[Figure record extracts]
------------------------
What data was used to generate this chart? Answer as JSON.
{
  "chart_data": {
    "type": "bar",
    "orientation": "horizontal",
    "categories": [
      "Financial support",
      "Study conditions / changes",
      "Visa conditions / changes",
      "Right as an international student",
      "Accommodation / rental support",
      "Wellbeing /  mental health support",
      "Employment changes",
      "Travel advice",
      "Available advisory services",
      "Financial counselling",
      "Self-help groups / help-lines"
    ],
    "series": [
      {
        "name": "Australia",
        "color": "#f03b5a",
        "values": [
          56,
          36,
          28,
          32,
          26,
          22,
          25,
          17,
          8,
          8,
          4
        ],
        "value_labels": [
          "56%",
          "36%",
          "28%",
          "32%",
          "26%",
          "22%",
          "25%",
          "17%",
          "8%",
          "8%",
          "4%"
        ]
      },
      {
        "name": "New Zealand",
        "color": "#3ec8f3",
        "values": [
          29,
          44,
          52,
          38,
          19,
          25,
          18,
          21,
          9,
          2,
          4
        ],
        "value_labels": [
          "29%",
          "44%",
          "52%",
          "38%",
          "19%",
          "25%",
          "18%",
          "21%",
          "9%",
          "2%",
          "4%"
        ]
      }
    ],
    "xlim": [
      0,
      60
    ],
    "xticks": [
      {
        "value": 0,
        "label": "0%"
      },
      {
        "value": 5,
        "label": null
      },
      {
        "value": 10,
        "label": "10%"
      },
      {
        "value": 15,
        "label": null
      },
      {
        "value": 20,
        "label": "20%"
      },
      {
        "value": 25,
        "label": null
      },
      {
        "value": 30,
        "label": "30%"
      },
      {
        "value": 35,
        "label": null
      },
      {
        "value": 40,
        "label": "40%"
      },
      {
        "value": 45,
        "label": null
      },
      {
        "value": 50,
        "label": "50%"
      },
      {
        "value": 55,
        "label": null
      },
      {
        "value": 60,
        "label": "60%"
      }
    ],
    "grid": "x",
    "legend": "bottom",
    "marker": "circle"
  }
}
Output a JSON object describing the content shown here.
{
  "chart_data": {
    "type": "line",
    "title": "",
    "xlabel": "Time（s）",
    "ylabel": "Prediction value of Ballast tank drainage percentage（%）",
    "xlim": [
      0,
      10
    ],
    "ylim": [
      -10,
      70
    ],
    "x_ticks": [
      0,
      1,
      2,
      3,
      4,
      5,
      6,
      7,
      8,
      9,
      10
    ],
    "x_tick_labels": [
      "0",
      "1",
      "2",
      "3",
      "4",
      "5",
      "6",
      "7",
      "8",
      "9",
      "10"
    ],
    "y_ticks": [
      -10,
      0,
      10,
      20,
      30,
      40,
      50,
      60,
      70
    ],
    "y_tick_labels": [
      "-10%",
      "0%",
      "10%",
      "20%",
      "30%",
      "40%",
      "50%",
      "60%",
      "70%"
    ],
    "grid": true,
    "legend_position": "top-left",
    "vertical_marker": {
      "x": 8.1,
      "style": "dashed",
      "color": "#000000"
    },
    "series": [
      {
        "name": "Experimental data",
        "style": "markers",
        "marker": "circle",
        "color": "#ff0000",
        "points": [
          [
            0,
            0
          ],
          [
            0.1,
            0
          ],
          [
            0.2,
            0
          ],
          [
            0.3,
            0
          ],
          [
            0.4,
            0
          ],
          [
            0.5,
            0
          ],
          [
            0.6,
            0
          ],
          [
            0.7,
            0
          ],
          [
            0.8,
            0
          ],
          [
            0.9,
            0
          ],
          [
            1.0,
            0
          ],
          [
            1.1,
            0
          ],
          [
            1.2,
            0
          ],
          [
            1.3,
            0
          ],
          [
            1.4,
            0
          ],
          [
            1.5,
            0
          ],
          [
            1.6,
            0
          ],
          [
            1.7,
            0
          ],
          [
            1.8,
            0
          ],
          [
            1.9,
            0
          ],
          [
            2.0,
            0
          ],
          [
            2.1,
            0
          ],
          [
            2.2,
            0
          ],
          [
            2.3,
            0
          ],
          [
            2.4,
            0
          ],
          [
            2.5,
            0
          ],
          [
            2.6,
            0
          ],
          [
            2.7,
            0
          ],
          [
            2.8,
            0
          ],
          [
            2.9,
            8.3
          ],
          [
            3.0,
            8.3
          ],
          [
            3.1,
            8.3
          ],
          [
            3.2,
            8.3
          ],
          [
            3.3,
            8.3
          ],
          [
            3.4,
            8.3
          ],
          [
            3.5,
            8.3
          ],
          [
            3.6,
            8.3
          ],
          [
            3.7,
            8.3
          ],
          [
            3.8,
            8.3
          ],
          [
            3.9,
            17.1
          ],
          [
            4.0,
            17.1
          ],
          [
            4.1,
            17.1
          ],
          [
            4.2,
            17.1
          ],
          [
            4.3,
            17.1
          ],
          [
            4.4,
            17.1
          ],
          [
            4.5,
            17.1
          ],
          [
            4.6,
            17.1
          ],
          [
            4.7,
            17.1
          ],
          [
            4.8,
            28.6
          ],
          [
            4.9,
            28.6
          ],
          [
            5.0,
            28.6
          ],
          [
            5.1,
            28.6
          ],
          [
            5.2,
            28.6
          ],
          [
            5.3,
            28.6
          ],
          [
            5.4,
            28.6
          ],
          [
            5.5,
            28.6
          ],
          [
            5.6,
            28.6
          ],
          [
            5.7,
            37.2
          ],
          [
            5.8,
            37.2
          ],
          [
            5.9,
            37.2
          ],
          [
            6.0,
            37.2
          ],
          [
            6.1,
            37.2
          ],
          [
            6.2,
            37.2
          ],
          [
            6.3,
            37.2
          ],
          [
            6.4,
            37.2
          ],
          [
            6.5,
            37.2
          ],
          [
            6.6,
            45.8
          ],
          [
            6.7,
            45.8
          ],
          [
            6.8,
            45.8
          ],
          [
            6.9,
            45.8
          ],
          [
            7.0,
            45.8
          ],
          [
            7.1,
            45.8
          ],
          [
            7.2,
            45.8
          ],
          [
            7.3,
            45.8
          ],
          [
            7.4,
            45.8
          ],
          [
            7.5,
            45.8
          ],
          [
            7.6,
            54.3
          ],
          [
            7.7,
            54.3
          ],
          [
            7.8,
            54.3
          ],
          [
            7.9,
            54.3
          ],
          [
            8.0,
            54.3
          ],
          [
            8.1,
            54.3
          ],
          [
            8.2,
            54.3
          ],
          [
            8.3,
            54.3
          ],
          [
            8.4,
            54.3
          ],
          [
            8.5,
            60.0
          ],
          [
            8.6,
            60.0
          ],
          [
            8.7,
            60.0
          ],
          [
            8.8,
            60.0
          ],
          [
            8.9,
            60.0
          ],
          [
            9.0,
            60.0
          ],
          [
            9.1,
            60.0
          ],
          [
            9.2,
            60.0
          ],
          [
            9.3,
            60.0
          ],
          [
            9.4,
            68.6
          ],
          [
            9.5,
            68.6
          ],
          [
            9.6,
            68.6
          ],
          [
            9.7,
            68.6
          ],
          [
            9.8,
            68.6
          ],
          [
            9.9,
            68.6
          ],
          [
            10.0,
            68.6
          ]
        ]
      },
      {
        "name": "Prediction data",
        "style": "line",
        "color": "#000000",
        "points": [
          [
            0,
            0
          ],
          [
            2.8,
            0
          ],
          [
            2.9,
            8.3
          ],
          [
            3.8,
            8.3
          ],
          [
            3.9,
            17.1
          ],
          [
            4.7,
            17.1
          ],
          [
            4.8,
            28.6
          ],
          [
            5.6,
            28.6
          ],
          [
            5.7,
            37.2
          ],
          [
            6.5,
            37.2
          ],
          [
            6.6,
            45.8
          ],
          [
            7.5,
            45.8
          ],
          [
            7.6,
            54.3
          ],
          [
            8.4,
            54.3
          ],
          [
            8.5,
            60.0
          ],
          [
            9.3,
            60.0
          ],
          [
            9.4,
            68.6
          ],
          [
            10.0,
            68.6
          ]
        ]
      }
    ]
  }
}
------------------------
*Exercise goal*
Copy each line of the listing in which the word "conditions" can be found.

*The completed task*
      "Study conditions / changes",
      "Visa conditions / changes",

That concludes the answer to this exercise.